start Given data

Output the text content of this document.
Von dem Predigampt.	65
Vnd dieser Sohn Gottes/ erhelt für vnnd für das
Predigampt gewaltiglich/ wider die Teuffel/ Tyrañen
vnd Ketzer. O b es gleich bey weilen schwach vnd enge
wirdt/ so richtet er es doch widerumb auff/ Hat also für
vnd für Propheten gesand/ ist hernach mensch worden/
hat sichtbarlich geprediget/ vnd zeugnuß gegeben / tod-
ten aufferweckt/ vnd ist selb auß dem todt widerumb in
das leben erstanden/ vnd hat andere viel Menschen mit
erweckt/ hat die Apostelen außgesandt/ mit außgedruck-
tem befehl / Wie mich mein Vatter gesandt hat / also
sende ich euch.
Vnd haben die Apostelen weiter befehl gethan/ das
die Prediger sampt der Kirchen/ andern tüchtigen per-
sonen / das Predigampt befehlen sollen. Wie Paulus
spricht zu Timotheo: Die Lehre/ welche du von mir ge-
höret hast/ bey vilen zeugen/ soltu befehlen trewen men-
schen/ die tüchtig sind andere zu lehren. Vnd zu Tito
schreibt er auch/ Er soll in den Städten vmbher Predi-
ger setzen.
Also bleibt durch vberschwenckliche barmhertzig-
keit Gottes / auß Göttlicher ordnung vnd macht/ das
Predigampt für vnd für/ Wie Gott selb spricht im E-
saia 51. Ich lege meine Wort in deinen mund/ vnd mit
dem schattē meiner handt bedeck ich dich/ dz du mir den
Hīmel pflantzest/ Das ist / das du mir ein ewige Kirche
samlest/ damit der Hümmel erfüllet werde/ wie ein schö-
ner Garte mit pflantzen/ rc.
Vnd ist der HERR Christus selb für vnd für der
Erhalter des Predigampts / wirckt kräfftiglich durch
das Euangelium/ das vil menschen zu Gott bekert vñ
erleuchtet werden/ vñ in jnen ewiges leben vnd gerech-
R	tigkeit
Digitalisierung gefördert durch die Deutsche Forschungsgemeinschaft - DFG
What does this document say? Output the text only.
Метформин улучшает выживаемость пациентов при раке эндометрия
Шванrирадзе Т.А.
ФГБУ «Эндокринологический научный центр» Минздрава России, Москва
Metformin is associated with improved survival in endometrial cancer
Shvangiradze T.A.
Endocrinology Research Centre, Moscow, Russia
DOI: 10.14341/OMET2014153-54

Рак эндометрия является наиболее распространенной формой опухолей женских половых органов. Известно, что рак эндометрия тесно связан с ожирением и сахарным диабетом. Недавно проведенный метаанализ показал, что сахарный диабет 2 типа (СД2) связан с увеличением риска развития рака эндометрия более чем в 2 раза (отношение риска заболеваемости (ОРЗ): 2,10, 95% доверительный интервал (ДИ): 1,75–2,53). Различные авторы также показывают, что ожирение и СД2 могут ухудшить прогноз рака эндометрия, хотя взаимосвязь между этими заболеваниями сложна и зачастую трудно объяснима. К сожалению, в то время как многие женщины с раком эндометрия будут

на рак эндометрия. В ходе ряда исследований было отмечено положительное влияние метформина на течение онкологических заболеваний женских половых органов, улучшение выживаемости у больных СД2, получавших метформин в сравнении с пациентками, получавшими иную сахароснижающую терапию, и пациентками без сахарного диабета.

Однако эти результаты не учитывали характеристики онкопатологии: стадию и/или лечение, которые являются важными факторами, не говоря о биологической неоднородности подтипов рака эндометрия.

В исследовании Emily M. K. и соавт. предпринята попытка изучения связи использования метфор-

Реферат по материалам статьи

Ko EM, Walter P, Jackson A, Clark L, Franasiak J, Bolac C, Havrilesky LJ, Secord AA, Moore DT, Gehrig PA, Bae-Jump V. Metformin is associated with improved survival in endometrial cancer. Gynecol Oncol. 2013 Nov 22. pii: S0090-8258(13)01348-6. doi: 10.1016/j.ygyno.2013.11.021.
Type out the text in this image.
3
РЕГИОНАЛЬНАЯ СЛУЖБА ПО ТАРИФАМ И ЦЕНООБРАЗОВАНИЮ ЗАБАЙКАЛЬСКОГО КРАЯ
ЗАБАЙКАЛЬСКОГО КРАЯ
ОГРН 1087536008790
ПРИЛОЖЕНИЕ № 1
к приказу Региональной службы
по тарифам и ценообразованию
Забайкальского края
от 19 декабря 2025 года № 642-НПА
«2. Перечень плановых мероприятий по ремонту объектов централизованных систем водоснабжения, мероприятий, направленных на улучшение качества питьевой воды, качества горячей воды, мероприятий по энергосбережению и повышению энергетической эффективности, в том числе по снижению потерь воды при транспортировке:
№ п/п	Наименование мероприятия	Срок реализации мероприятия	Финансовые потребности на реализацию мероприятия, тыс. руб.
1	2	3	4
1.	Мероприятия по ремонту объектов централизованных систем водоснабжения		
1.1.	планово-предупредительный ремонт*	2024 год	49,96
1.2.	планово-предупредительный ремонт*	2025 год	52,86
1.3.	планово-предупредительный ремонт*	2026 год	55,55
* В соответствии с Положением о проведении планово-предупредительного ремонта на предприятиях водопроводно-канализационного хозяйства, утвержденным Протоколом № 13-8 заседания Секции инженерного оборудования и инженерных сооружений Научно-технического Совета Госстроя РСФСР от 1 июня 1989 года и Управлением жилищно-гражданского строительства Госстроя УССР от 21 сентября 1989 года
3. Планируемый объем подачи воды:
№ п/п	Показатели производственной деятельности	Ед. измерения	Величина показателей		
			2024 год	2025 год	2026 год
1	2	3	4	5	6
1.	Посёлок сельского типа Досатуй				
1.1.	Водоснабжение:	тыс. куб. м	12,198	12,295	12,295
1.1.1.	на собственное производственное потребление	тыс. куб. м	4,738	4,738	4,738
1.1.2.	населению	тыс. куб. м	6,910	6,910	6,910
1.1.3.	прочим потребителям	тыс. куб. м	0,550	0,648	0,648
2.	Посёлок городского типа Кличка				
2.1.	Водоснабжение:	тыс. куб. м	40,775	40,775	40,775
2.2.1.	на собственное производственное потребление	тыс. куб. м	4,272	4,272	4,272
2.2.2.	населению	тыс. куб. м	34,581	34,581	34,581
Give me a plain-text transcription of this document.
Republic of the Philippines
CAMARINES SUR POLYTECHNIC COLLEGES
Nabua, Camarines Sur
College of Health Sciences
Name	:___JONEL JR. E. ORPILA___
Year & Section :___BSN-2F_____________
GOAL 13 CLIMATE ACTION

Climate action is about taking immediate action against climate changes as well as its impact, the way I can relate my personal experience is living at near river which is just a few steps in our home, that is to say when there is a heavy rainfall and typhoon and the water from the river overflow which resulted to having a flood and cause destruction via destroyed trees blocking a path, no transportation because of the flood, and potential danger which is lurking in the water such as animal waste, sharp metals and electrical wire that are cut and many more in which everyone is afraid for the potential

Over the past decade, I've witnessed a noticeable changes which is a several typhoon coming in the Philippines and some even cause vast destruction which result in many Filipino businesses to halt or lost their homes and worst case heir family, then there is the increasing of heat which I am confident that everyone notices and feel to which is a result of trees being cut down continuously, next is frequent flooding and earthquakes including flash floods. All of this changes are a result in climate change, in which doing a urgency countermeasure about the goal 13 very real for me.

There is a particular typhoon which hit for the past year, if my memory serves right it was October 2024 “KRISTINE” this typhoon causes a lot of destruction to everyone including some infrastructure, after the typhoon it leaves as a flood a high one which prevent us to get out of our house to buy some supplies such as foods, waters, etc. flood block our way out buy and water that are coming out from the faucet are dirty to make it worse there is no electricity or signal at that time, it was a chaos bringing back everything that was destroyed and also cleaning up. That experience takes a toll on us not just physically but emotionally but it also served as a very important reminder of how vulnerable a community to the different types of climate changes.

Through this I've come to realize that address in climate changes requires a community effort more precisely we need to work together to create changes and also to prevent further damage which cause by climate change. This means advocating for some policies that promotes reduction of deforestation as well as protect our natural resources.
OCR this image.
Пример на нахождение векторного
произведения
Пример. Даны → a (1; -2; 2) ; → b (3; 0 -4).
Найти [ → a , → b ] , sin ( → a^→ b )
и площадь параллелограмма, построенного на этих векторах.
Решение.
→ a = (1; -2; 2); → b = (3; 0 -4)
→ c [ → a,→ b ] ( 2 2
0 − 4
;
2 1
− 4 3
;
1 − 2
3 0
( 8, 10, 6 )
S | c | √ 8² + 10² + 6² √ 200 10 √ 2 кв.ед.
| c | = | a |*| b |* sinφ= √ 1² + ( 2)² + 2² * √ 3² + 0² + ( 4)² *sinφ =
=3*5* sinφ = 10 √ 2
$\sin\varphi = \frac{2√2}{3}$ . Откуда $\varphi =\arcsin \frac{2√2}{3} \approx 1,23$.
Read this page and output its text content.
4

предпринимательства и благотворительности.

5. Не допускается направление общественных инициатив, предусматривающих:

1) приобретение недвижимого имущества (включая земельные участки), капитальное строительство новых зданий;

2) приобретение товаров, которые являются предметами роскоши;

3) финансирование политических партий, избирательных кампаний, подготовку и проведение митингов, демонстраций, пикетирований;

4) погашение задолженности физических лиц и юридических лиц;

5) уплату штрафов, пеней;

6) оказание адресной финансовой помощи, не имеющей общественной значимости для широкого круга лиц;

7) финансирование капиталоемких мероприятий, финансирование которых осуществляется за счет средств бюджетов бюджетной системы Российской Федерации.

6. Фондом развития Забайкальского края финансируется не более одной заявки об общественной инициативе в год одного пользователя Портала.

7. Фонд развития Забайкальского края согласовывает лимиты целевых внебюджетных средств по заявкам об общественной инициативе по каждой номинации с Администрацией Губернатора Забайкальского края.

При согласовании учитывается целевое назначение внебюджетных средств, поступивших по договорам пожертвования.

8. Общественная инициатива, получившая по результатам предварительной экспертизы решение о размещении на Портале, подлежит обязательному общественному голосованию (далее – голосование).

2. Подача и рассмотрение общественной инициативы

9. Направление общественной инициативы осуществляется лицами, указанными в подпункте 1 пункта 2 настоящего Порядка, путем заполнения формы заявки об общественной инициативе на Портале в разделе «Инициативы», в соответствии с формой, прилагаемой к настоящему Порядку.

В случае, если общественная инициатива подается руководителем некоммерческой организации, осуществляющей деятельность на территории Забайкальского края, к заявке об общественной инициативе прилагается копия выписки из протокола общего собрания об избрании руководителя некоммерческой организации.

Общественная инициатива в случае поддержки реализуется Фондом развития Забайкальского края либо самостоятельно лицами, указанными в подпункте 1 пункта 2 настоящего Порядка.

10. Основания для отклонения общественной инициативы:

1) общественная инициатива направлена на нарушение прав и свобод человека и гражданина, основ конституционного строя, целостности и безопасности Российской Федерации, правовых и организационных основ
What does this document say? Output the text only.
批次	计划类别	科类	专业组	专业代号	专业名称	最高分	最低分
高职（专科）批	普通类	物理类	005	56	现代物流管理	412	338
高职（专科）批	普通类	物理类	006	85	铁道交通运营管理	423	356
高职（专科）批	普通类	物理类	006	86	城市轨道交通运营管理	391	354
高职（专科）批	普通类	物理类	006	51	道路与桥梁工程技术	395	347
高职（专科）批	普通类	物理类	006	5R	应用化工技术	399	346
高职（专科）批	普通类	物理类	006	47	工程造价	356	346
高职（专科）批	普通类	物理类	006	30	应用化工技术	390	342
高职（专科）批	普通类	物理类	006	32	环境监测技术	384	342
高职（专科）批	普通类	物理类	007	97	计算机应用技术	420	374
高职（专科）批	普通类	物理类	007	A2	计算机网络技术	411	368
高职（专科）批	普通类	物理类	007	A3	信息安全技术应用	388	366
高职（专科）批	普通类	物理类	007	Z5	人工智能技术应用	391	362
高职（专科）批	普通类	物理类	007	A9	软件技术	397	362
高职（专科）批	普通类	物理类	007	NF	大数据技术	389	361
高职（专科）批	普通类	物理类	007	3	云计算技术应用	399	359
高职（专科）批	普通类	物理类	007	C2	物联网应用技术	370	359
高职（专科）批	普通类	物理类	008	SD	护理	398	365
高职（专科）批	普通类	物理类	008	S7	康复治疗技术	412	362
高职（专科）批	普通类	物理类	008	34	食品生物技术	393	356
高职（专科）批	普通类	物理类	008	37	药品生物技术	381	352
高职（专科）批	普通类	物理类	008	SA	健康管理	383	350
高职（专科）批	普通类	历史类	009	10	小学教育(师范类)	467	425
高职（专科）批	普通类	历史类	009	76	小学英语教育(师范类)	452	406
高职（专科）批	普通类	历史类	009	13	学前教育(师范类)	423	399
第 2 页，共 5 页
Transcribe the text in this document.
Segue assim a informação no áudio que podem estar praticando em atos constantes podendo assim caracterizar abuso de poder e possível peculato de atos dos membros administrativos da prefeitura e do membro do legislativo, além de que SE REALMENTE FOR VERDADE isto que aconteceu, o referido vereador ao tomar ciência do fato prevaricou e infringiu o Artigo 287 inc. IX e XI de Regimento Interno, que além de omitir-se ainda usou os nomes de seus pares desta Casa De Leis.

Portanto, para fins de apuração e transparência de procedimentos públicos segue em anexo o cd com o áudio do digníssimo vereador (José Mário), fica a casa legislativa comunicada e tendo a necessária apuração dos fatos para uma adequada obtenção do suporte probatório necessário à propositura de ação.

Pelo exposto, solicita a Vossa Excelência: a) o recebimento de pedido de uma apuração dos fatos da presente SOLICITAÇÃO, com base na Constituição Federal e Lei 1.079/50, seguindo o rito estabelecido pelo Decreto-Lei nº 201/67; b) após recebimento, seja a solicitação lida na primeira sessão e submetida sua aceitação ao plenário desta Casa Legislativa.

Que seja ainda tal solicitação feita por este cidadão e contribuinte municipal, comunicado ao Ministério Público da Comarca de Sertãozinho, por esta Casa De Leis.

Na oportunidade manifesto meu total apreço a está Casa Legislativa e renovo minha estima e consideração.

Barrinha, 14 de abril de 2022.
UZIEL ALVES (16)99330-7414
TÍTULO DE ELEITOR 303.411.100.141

end Given data

■ **Goal of the exercise**: Copy out every line of the listing that includes the string "应用化工技术".

■ **Response**:
高职（专科）批	普通类	物理类	006	5R	应用化工技术	399	346
高职（专科）批	普通类	物理类	006	30	应用化工技术	390	342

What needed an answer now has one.